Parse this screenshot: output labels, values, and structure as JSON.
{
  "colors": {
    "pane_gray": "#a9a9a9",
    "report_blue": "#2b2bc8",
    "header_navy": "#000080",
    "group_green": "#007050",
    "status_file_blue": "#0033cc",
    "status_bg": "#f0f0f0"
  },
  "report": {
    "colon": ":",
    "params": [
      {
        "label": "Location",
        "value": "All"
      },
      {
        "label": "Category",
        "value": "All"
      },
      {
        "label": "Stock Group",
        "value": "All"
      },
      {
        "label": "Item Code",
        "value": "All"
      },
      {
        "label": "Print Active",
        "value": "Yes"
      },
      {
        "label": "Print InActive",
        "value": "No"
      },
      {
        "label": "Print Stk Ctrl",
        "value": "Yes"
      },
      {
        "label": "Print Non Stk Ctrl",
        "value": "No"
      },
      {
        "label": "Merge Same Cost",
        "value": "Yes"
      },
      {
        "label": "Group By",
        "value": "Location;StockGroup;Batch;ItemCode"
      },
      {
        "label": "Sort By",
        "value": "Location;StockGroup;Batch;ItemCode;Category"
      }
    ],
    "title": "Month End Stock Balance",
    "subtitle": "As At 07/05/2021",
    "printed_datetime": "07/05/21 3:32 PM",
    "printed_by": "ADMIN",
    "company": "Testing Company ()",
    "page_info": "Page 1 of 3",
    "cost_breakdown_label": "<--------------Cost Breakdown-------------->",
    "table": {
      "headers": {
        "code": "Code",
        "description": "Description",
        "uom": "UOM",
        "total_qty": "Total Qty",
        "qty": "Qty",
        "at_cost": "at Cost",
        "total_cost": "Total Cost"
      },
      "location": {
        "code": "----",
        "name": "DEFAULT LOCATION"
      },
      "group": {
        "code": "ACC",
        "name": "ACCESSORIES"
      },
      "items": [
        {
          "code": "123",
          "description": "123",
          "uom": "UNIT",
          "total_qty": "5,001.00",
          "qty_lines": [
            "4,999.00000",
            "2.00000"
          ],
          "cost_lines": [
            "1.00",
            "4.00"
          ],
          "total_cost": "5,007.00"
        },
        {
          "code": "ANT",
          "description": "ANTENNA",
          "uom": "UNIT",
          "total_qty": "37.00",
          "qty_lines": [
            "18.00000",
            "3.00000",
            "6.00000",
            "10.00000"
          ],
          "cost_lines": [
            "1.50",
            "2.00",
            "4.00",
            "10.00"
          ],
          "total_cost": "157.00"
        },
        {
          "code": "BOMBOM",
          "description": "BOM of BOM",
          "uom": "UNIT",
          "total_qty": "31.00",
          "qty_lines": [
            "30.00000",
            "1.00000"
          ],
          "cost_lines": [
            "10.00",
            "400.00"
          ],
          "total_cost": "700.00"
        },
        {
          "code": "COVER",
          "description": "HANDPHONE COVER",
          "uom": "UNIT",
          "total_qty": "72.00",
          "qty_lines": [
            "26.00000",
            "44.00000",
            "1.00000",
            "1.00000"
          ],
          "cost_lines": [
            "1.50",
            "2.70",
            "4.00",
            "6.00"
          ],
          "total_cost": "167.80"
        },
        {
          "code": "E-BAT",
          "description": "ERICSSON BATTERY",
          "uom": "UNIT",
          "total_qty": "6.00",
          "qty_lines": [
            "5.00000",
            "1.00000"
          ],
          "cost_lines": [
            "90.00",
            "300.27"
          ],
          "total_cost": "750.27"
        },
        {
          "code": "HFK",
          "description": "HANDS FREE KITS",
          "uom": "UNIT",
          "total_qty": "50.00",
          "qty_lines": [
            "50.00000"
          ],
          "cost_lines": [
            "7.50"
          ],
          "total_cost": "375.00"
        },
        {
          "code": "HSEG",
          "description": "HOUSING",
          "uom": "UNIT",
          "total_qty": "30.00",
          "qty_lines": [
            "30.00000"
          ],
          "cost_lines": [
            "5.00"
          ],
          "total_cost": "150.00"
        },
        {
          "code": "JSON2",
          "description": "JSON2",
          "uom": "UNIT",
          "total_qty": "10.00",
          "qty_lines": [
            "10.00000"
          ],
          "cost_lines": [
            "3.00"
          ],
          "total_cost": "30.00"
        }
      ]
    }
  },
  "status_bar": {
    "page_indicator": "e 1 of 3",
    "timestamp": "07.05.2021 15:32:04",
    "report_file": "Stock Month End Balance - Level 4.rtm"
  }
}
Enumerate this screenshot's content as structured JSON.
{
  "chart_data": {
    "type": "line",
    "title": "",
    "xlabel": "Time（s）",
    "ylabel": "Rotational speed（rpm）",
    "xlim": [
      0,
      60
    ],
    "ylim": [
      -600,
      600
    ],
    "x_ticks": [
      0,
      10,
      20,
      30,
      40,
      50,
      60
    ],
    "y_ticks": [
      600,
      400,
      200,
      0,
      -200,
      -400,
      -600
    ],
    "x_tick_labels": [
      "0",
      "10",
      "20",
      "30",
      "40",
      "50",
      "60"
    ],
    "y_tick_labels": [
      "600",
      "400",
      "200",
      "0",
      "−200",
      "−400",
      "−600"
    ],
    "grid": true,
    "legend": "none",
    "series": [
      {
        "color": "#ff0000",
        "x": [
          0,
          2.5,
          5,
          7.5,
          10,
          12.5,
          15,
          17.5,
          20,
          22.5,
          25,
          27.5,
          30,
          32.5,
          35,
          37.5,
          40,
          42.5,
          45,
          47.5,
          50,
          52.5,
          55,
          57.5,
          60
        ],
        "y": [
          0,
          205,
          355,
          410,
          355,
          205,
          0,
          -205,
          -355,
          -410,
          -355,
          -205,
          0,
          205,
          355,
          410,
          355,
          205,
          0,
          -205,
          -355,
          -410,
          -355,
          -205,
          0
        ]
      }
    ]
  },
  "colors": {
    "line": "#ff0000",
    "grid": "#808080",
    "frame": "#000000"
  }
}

★ ★ ★ ★ ★ ★ ★

[WHAT YOU HAVE TO DO]
Collect every line above that contains the word "this".

[THE SOLUTION]
Parse this screenshot: output labels, values, and structure as JSON.
Enumerate this screenshot's content as structured JSON.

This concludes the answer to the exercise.